• [TASK INSTRUCTIONS] Check every line below for the word "this" and show those that hold it.

(Excerpts from a figure dataset)

————————

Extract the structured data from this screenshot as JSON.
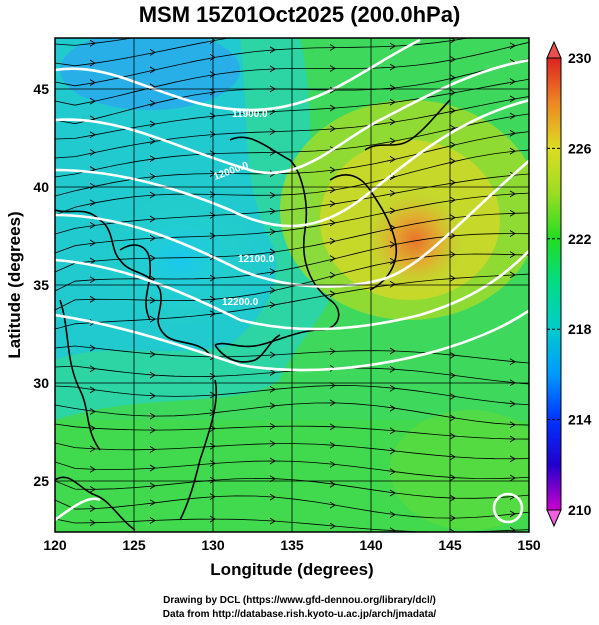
{
  "title": "MSM 15Z01Oct2025 (200.0hPa)",
  "x_axis": {
    "label": "Longitude (degrees)",
    "min": 120,
    "max": 150,
    "ticks": [
      "120",
      "125",
      "130",
      "135",
      "140",
      "145",
      "150"
    ]
  },
  "y_axis": {
    "label": "Latitude  (degrees)",
    "min": 22.4,
    "max": 47.6,
    "ticks": [
      "25",
      "30",
      "35",
      "40",
      "45"
    ]
  },
  "colorbar": {
    "min": 210,
    "max": 230,
    "ticks": [
      "210",
      "214",
      "218",
      "222",
      "226",
      "230"
    ],
    "colors": [
      "#cc00cc",
      "#0000cc",
      "#0044ff",
      "#00aaff",
      "#00dddd",
      "#00dd88",
      "#22dd22",
      "#88dd22",
      "#ccdd22",
      "#eedd22",
      "#ee9922",
      "#ee5522",
      "#dd2222"
    ]
  },
  "contour_labels": [
    "11900.0",
    "12000.0",
    "12100.0",
    "12200.0"
  ],
  "credits": {
    "line1": "Drawing by DCL (https://www.gfd-dennou.org/library/dcl/)",
    "line2": "Data from http://database.rish.kyoto-u.ac.jp/arch/jmadata/"
  }
}
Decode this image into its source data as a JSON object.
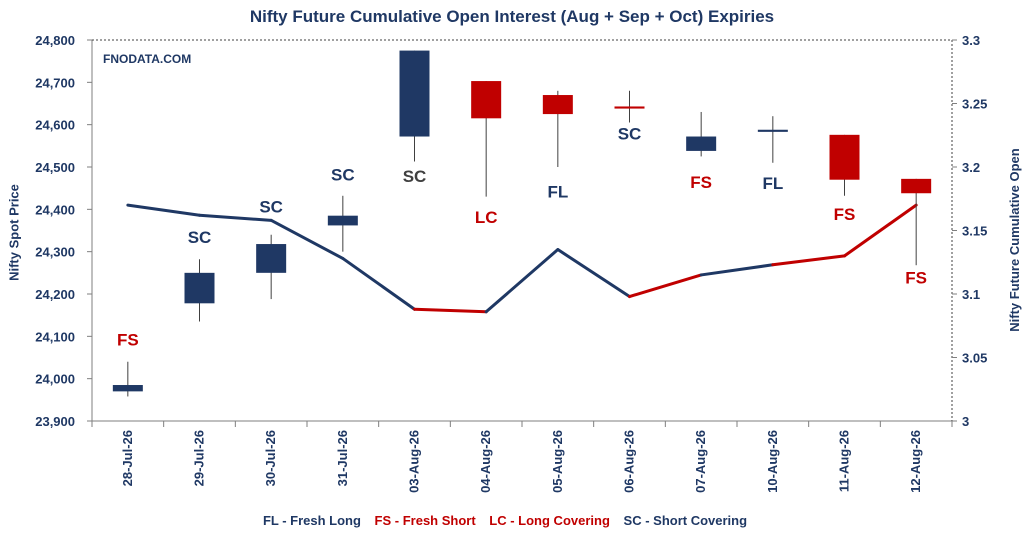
{
  "chart_data": {
    "type": "candlestick+line",
    "title": "Nifty Future Cumulative Open Interest (Aug + Sep + Oct) Expiries",
    "ylabel_left": "Nifty Spot Price",
    "ylabel_right": "Nifty Future Cumulative Open Interest",
    "ylim_left": [
      23900,
      24800
    ],
    "ylim_right": [
      3,
      3.3
    ],
    "yticks_left": [
      "23,900",
      "24,000",
      "24,100",
      "24,200",
      "24,300",
      "24,400",
      "24,500",
      "24,600",
      "24,700",
      "24,800"
    ],
    "yticks_right": [
      "3",
      "3.05",
      "3.1",
      "3.15",
      "3.2",
      "3.25",
      "3.3"
    ],
    "categories": [
      "28-Jul-26",
      "29-Jul-26",
      "30-Jul-26",
      "31-Jul-26",
      "03-Aug-26",
      "04-Aug-26",
      "05-Aug-26",
      "06-Aug-26",
      "07-Aug-26",
      "10-Aug-26",
      "11-Aug-26",
      "12-Aug-26"
    ],
    "candles": [
      {
        "open": 23985,
        "high": 24040,
        "low": 23958,
        "close": 23970,
        "color": "#1f3864"
      },
      {
        "open": 24178,
        "high": 24282,
        "low": 24135,
        "close": 24250,
        "color": "#1f3864"
      },
      {
        "open": 24250,
        "high": 24340,
        "low": 24188,
        "close": 24318,
        "color": "#1f3864"
      },
      {
        "open": 24362,
        "high": 24432,
        "low": 24300,
        "close": 24385,
        "color": "#1f3864"
      },
      {
        "open": 24572,
        "high": 24775,
        "low": 24513,
        "close": 24775,
        "color": "#1f3864"
      },
      {
        "open": 24703,
        "high": 24703,
        "low": 24430,
        "close": 24615,
        "color": "#c00000"
      },
      {
        "open": 24670,
        "high": 24680,
        "low": 24500,
        "close": 24625,
        "color": "#c00000"
      },
      {
        "open": 24643,
        "high": 24680,
        "low": 24605,
        "close": 24638,
        "color": "#c00000"
      },
      {
        "open": 24538,
        "high": 24630,
        "low": 24525,
        "close": 24572,
        "color": "#1f3864"
      },
      {
        "open": 24583,
        "high": 24620,
        "low": 24510,
        "close": 24588,
        "color": "#1f3864"
      },
      {
        "open": 24576,
        "high": 24576,
        "low": 24432,
        "close": 24470,
        "color": "#c00000"
      },
      {
        "open": 24472,
        "high": 24472,
        "low": 24268,
        "close": 24438,
        "color": "#c00000"
      }
    ],
    "open_interest": [
      3.17,
      3.162,
      3.158,
      3.128,
      3.088,
      3.086,
      3.135,
      3.098,
      3.115,
      3.123,
      3.13,
      3.17
    ],
    "oi_segment_colors": [
      "#1f3864",
      "#1f3864",
      "#1f3864",
      "#1f3864",
      "#c00000",
      "#1f3864",
      "#1f3864",
      "#c00000",
      "#1f3864",
      "#c00000",
      "#c00000"
    ],
    "signals": [
      {
        "text": "FS",
        "y": 24078,
        "color": "#c00000"
      },
      {
        "text": "SC",
        "y": 24320,
        "color": "#1f3864"
      },
      {
        "text": "SC",
        "y": 24392,
        "color": "#1f3864"
      },
      {
        "text": "SC",
        "y": 24468,
        "color": "#1f3864"
      },
      {
        "text": "SC",
        "y": 24465,
        "color": "#404040"
      },
      {
        "text": "LC",
        "y": 24368,
        "color": "#c00000"
      },
      {
        "text": "FL",
        "y": 24428,
        "color": "#1f3864"
      },
      {
        "text": "SC",
        "y": 24565,
        "color": "#1f3864"
      },
      {
        "text": "FS",
        "y": 24450,
        "color": "#c00000"
      },
      {
        "text": "FL",
        "y": 24448,
        "color": "#1f3864"
      },
      {
        "text": "FS",
        "y": 24375,
        "color": "#c00000"
      },
      {
        "text": "FS",
        "y": 24225,
        "color": "#c00000"
      }
    ],
    "watermark": "FNODATA.COM"
  },
  "legend": {
    "fl": "FL - Fresh Long",
    "fs": "FS - Fresh Short",
    "lc": "LC - Long Covering",
    "sc": "SC - Short Covering"
  }
}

————————

• [FINISHED EXERCISE]
Extract the structured data from this screenshot as JSON.
Decode this image into its source data as a JSON object.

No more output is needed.